EXTRACTED RECORDS:
** Begin **

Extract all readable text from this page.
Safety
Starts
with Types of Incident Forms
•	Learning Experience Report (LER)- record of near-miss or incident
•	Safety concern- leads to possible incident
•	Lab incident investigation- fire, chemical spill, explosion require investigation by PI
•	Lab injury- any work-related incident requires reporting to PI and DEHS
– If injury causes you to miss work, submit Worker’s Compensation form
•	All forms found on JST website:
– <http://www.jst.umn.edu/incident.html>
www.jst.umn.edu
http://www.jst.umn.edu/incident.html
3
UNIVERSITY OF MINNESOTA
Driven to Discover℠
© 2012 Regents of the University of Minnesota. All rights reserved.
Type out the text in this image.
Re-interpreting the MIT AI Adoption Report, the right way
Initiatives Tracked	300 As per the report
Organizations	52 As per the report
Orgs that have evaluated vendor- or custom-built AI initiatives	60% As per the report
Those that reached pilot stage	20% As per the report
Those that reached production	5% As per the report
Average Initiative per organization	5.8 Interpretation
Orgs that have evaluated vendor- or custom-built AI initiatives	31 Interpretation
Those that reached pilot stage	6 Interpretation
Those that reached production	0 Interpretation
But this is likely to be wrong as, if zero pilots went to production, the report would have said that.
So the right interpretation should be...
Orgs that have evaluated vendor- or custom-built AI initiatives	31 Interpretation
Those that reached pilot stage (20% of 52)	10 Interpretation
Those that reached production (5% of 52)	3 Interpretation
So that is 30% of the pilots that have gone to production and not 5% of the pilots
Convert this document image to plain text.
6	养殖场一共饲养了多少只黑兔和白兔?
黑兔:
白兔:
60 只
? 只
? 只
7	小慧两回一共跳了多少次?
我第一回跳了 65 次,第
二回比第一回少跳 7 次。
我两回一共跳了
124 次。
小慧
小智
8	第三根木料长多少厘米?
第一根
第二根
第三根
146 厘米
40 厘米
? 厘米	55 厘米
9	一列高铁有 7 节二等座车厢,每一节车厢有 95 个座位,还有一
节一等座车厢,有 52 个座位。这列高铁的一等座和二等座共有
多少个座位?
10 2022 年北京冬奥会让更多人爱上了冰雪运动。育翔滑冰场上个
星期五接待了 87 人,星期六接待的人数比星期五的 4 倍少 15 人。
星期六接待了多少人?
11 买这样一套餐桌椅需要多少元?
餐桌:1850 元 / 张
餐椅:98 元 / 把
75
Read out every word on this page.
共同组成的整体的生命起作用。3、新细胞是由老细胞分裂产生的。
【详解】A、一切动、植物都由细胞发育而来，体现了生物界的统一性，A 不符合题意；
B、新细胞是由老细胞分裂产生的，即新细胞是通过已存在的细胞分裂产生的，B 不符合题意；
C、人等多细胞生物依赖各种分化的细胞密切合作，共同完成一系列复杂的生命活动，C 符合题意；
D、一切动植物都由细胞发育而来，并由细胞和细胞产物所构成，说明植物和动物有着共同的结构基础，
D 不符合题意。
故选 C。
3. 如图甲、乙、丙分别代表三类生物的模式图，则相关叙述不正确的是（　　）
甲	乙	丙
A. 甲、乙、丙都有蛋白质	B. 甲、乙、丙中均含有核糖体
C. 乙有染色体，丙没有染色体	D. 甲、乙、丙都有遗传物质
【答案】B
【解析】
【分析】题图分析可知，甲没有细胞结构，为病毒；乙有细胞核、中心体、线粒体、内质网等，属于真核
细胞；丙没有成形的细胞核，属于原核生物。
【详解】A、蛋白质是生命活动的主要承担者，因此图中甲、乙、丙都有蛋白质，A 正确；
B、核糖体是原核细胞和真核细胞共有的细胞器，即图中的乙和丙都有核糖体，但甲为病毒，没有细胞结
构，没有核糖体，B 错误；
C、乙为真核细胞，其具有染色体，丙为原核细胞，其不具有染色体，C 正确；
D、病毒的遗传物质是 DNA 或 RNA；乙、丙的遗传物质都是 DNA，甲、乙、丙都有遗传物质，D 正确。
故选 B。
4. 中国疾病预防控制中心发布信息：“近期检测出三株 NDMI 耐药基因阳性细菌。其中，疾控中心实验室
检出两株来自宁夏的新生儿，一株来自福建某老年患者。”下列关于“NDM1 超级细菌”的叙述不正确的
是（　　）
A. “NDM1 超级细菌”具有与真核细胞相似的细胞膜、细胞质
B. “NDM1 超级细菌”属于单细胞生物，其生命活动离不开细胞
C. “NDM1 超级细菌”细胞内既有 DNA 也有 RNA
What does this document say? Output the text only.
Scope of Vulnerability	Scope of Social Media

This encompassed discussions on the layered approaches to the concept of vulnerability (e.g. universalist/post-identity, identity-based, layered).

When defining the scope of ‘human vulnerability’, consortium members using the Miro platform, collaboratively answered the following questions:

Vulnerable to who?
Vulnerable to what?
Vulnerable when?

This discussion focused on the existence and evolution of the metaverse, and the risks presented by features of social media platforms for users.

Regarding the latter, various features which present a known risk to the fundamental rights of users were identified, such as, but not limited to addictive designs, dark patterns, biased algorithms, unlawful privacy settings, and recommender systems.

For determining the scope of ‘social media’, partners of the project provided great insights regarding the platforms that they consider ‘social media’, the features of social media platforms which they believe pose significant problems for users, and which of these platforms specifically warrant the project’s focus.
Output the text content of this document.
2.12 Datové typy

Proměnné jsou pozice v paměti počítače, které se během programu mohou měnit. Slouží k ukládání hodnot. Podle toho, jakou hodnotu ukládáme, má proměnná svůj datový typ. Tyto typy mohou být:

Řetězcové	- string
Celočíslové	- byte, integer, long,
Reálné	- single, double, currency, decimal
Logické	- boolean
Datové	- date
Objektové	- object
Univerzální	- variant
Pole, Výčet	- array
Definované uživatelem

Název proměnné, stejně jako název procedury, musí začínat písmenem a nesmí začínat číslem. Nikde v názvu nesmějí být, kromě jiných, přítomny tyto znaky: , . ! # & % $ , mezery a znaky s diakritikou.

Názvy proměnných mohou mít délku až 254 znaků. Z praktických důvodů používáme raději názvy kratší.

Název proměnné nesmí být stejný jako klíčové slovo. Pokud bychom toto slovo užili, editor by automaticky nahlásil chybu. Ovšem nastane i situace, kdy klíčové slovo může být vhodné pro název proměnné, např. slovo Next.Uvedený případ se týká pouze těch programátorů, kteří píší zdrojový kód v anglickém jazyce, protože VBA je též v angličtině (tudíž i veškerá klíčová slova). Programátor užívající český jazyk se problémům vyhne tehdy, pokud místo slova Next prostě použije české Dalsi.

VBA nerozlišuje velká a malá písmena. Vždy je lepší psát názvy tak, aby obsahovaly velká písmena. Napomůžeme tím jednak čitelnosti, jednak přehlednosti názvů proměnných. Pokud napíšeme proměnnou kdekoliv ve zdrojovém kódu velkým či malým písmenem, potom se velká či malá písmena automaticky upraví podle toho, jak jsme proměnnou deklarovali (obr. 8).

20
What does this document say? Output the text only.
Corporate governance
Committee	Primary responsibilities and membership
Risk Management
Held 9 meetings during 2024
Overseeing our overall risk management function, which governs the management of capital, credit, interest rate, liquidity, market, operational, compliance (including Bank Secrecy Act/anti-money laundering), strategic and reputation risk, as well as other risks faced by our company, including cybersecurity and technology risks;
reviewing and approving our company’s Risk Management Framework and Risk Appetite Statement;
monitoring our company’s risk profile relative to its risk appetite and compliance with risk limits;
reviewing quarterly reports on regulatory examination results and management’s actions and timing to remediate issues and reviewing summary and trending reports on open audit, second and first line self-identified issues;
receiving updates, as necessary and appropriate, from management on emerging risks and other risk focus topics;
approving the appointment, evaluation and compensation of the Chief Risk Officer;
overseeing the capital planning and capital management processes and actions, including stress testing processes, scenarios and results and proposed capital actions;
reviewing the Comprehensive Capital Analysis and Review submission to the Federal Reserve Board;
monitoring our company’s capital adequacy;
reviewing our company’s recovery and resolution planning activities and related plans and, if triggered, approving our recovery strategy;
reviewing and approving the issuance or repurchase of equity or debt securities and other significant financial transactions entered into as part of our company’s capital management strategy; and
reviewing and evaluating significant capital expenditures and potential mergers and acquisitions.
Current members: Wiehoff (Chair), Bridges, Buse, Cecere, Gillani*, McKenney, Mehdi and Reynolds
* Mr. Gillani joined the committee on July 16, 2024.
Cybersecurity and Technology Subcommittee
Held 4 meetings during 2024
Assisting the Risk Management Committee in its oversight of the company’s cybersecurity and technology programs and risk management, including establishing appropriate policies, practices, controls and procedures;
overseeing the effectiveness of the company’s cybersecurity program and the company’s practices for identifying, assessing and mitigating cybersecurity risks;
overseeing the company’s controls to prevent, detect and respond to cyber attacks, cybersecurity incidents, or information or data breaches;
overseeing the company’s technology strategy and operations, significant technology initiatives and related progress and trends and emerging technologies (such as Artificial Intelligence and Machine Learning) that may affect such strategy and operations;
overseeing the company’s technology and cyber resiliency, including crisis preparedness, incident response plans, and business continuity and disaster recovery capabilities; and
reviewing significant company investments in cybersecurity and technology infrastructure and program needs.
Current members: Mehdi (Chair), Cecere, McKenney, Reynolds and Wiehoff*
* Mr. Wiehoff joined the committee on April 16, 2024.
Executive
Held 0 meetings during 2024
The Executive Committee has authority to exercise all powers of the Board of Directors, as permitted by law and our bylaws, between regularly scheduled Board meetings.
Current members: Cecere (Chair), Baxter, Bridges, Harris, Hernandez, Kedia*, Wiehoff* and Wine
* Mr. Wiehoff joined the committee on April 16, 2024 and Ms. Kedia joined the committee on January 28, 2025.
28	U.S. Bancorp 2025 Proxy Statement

** End **

PROBLEM DETAILS: Working from the listing above, pick out every line that has "超级细菌" and copy it.

TASK ANSWER:
检出两株来自宁夏的新生儿，一株来自福建某老年患者。”下列关于“NDM1 超级细菌”的叙述不正确的
A. “NDM1 超级细菌”具有与真核细胞相似的细胞膜、细胞质
B. “NDM1 超级细菌”属于单细胞生物，其生命活动离不开细胞
C. “NDM1 超级细菌”细胞内既有 DNA 也有 RNA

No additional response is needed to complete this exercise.